Exercise objective | All lines in the data bearing the string "Chakib" should be identified and copied.

Data listing
>>

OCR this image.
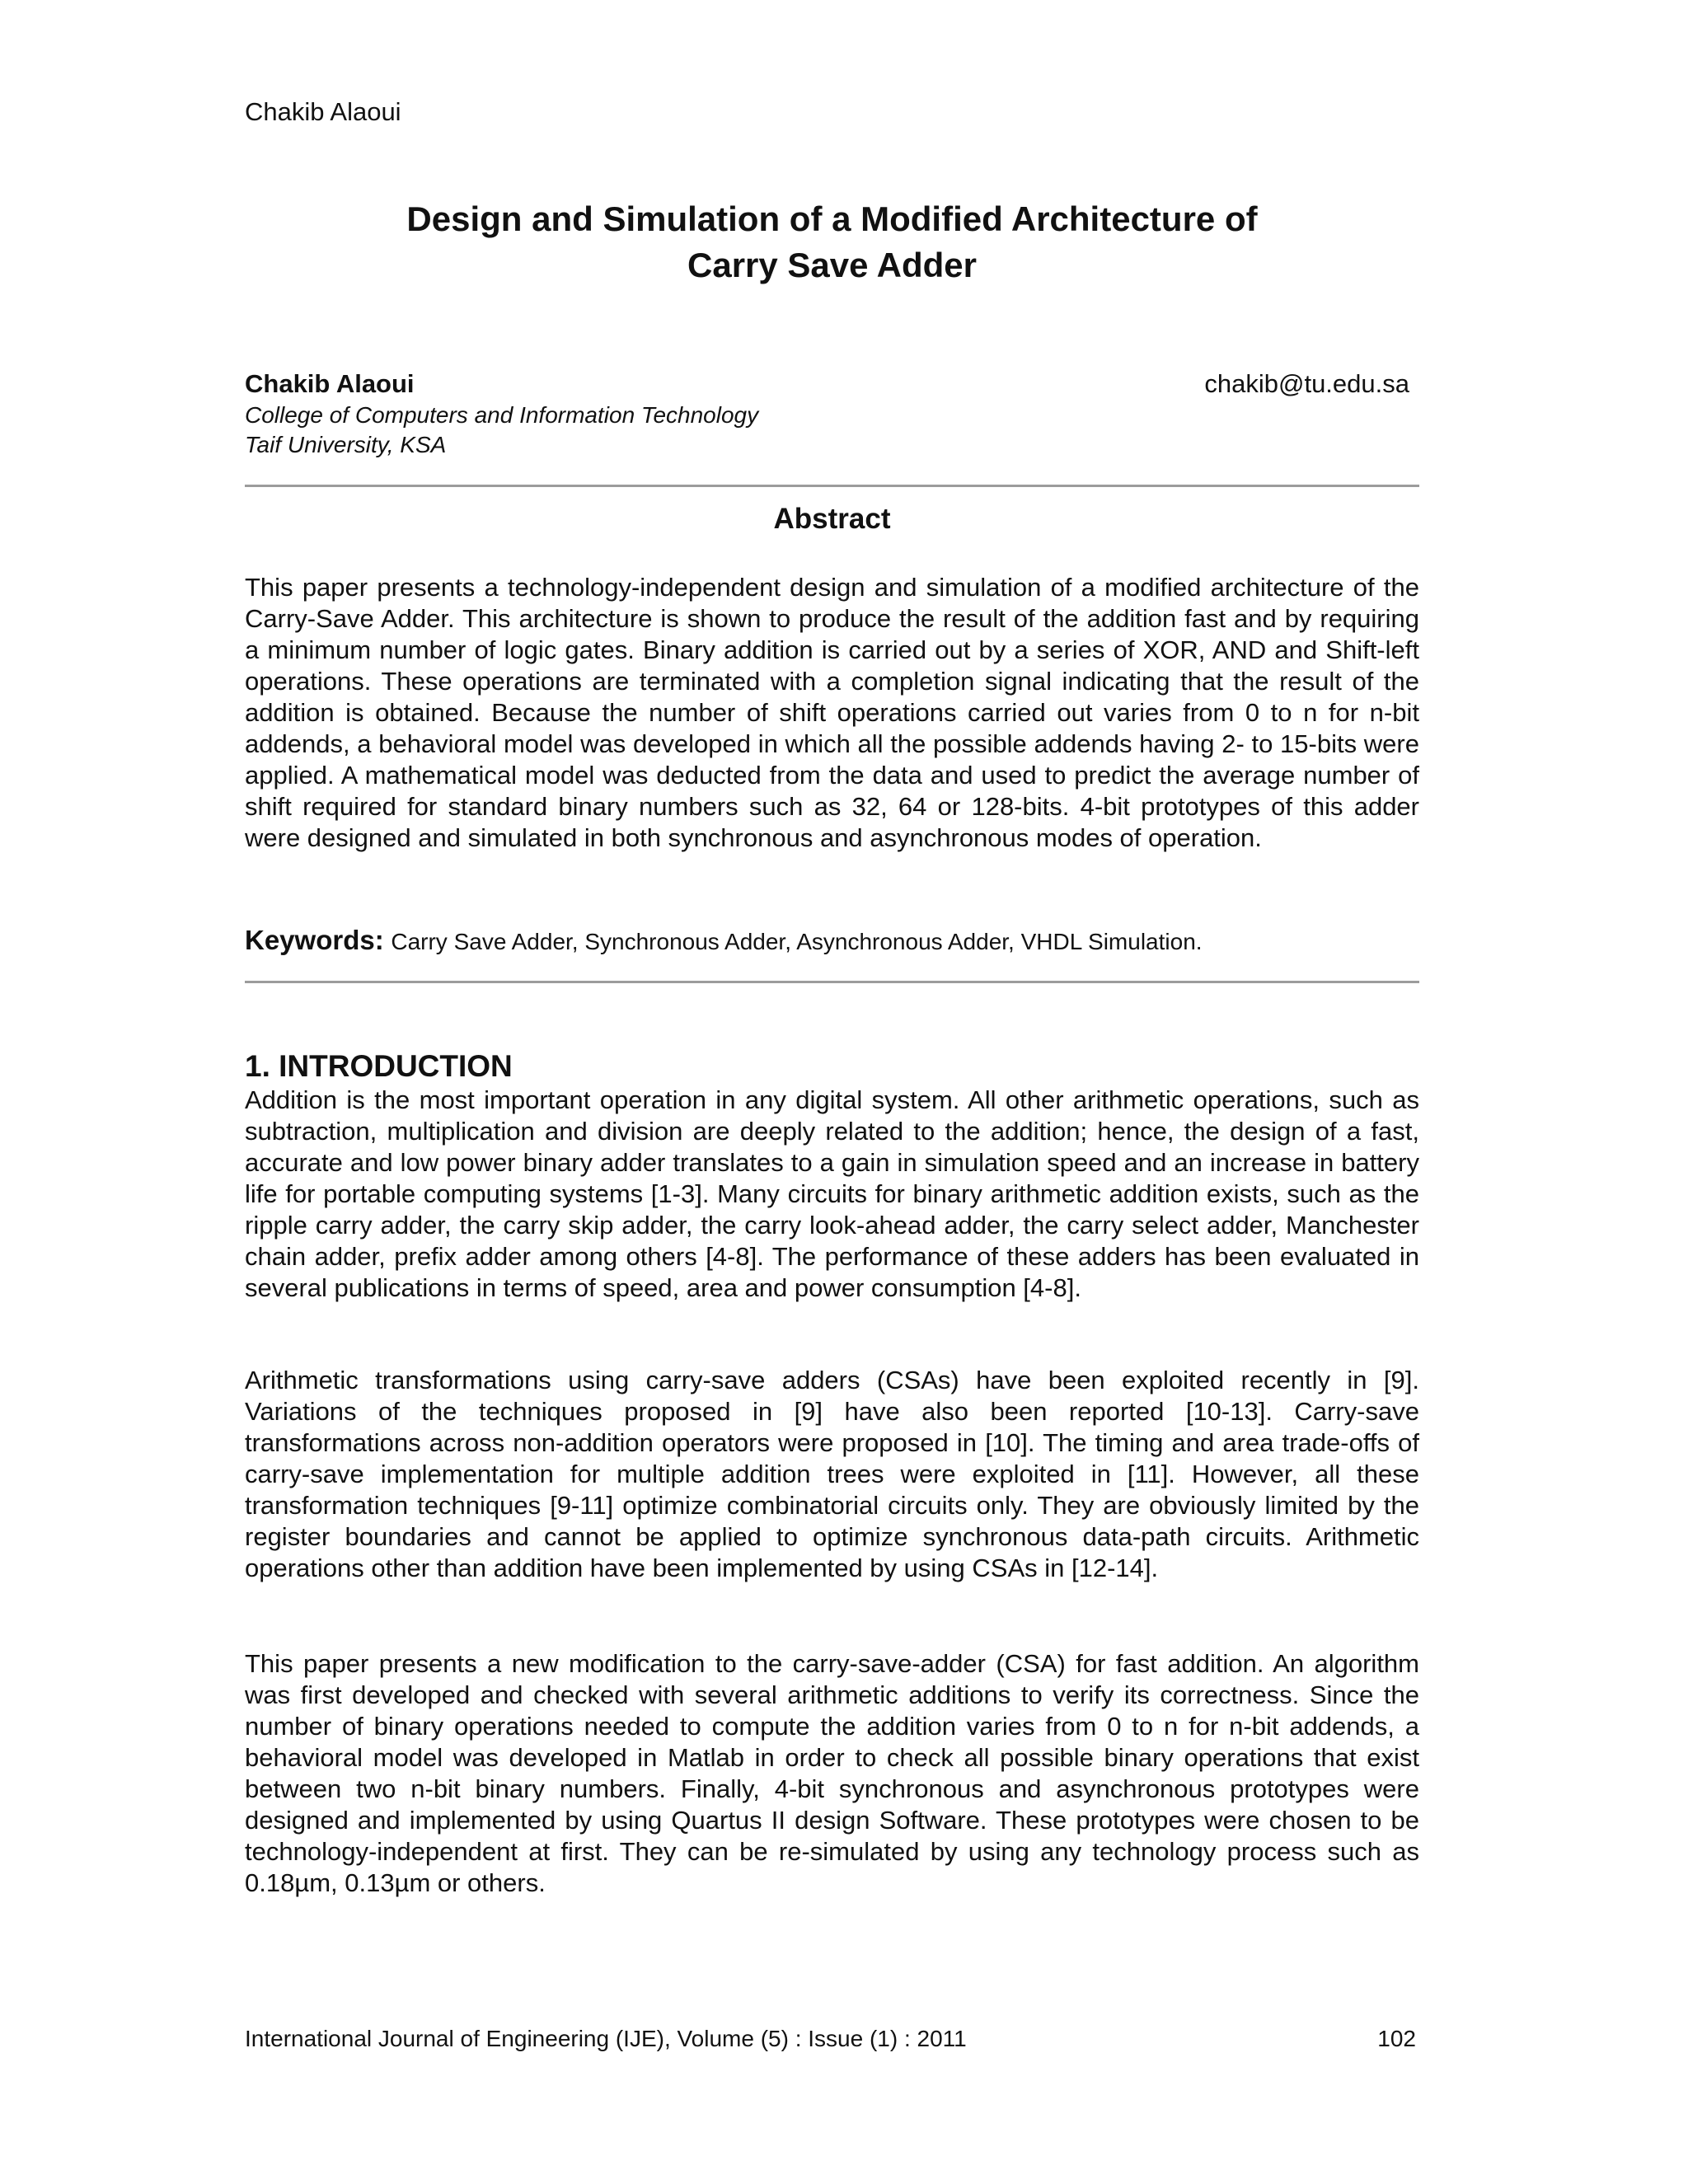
Chakib Alaoui
Design and Simulation of a Modified Architecture of
Carry Save Adder
Chakib Alaoui	chakib@tu.edu.sa
College of Computers and Information Technology
Taif University, KSA
Abstract

This paper presents a technology-independent design and simulation of a modified architecture of the Carry-Save Adder. This architecture is shown to produce the result of the addition fast and by requiring a minimum number of logic gates. Binary addition is carried out by a series of XOR, AND and Shift-left operations. These operations are terminated with a completion signal indicating that the result of the addition is obtained. Because the number of shift operations carried out varies from 0 to n for n-bit addends, a behavioral model was developed in which all the possible addends having 2- to 15-bits were applied. A mathematical model was deducted from the data and used to predict the average number of shift required for standard binary numbers such as 32, 64 or 128-bits. 4-bit prototypes of this adder were designed and simulated in both synchronous and asynchronous modes of operation.

Keywords: Carry Save Adder, Synchronous Adder, Asynchronous Adder, VHDL Simulation.
1. INTRODUCTION

Addition is the most important operation in any digital system. All other arithmetic operations, such as subtraction, multiplication and division are deeply related to the addition; hence, the design of a fast, accurate and low power binary adder translates to a gain in simulation speed and an increase in battery life for portable computing systems [1-3]. Many circuits for binary arithmetic addition exists, such as the ripple carry adder, the carry skip adder, the carry look-ahead adder, the carry select adder, Manchester chain adder, prefix adder among others [4-8]. The performance of these adders has been evaluated in several publications in terms of speed, area and power consumption [4-8].

Arithmetic transformations using carry-save adders (CSAs) have been exploited recently in [9]. Variations of the techniques proposed in [9] have also been reported [10-13]. Carry-save transformations across non-addition operators were proposed in [10]. The timing and area trade-offs of carry-save implementation for multiple addition trees were exploited in [11]. However, all these transformation techniques [9-11] optimize combinatorial circuits only. They are obviously limited by the register boundaries and cannot be applied to optimize synchronous data-path circuits. Arithmetic operations other than addition have been implemented by using CSAs in [12-14].

This paper presents a new modification to the carry-save-adder (CSA) for fast addition. An algorithm was first developed and checked with several arithmetic additions to verify its correctness. Since the number of binary operations needed to compute the addition varies from 0 to n for n-bit addends, a behavioral model was developed in Matlab in order to check all possible binary operations that exist between two n-bit binary numbers. Finally, 4-bit synchronous and asynchronous prototypes were designed and implemented by using Quartus II design Software. These prototypes were chosen to be technology-independent at first. They can be re-simulated by using any technology process such as 0.18µm, 0.13µm or others.

International Journal of Engineering (IJE), Volume (5) : Issue (1) : 2011	102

<<

The result |
Chakib Alaoui
Chakib Alaoui	chakib@tu.edu.sa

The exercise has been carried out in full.